**STATED EXERCISE**
Copy out the entries below in full and exactly.

[Figure record extracts]
════════════════════

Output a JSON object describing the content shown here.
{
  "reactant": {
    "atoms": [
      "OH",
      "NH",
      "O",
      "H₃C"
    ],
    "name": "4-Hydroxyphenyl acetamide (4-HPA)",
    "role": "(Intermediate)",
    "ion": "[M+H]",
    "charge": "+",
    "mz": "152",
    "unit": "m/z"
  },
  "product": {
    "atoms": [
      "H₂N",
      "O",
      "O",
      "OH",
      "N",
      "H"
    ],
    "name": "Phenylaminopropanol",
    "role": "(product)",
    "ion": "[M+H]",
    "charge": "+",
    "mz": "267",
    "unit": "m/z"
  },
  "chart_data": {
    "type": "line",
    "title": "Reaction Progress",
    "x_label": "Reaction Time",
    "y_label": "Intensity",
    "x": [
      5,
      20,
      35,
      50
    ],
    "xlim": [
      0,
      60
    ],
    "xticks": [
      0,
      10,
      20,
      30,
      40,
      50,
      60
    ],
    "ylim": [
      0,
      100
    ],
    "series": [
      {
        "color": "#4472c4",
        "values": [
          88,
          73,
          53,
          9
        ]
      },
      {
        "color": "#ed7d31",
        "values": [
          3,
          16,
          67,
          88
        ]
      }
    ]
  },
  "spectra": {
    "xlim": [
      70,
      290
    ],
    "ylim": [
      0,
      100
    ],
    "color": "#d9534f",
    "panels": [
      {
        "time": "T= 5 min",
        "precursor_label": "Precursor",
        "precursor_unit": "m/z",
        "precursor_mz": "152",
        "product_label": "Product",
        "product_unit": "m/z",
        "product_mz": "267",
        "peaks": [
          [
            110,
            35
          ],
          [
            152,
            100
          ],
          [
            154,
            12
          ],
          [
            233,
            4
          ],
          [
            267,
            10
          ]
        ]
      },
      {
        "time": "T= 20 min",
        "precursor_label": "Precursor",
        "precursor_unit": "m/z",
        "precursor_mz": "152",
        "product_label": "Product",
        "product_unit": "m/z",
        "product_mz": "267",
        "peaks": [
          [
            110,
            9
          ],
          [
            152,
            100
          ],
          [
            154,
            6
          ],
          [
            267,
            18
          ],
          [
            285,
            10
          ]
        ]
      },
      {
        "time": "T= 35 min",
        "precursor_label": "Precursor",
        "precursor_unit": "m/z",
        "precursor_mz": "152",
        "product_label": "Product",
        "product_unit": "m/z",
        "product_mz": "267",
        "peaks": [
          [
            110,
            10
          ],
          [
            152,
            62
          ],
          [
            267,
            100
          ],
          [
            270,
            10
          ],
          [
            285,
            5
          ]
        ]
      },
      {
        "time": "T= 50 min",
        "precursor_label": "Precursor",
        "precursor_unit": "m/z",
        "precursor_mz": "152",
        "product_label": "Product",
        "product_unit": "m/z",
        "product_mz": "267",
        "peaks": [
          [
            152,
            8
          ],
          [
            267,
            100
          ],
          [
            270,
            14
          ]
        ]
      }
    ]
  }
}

════════════════════

**WRITTEN REPLY**
Output a JSON object describing the content shown here.
{
  "reactant": {
    "atoms": [
      "OH",
      "NH",
      "O",
      "H₃C"
    ],
    "name": "4-Hydroxyphenyl acetamide (4-HPA)",
    "role": "(Intermediate)",
    "ion": "[M+H]",
    "charge": "+",
    "mz": "152",
    "unit": "m/z"
  },
  "product": {
    "atoms": [
      "H₂N",
      "O",
      "O",
      "OH",
      "N",
      "H"
    ],
    "name": "Phenylaminopropanol",
    "role": "(product)",
    "ion": "[M+H]",
    "charge": "+",
    "mz": "267",
    "unit": "m/z"
  },
  "chart_data": {
    "type": "line",
    "title": "Reaction Progress",
    "x_label": "Reaction Time",
    "y_label": "Intensity",
    "x": [
      5,
      20,
      35,
      50
    ],
    "xlim": [
      0,
      60
    ],
    "xticks": [
      0,
      10,
      20,
      30,
      40,
      50,
      60
    ],
    "ylim": [
      0,
      100
    ],
    "series": [
      {
        "color": "#4472c4",
        "values": [
          88,
          73,
          53,
          9
        ]
      },
      {
        "color": "#ed7d31",
        "values": [
          3,
          16,
          67,
          88
        ]
      }
    ]
  },
  "spectra": {
    "xlim": [
      70,
      290
    ],
    "ylim": [
      0,
      100
    ],
    "color": "#d9534f",
    "panels": [
      {
        "time": "T= 5 min",
        "precursor_label": "Precursor",
        "precursor_unit": "m/z",
        "precursor_mz": "152",
        "product_label": "Product",
        "product_unit": "m/z",
        "product_mz": "267",
        "peaks": [
          [
            110,
            35
          ],
          [
            152,
            100
          ],
          [
            154,
            12
          ],
          [
            233,
            4
          ],
          [
            267,
            10
          ]
        ]
      },
      {
        "time": "T= 20 min",
        "precursor_label": "Precursor",
        "precursor_unit": "m/z",
        "precursor_mz": "152",
        "product_label": "Product",
        "product_unit": "m/z",
        "product_mz": "267",
        "peaks": [
          [
            110,
            9
          ],
          [
            152,
            100
          ],
          [
            154,
            6
          ],
          [
            267,
            18
          ],
          [
            285,
            10
          ]
        ]
      },
      {
        "time": "T= 35 min",
        "precursor_label": "Precursor",
        "precursor_unit": "m/z",
        "precursor_mz": "152",
        "product_label": "Product",
        "product_unit": "m/z",
        "product_mz": "267",
        "peaks": [
          [
            110,
            10
          ],
          [
            152,
            62
          ],
          [
            267,
            100
          ],
          [
            270,
            10
          ],
          [
            285,
            5
          ]
        ]
      },
      {
        "time": "T= 50 min",
        "precursor_label": "Precursor",
        "precursor_unit": "m/z",
        "precursor_mz": "152",
        "product_label": "Product",
        "product_unit": "m/z",
        "product_mz": "267",
        "peaks": [
          [
            152,
            8
          ],
          [
            267,
            100
          ],
          [
            270,
            14
          ]
        ]
      }
    ]
  }
}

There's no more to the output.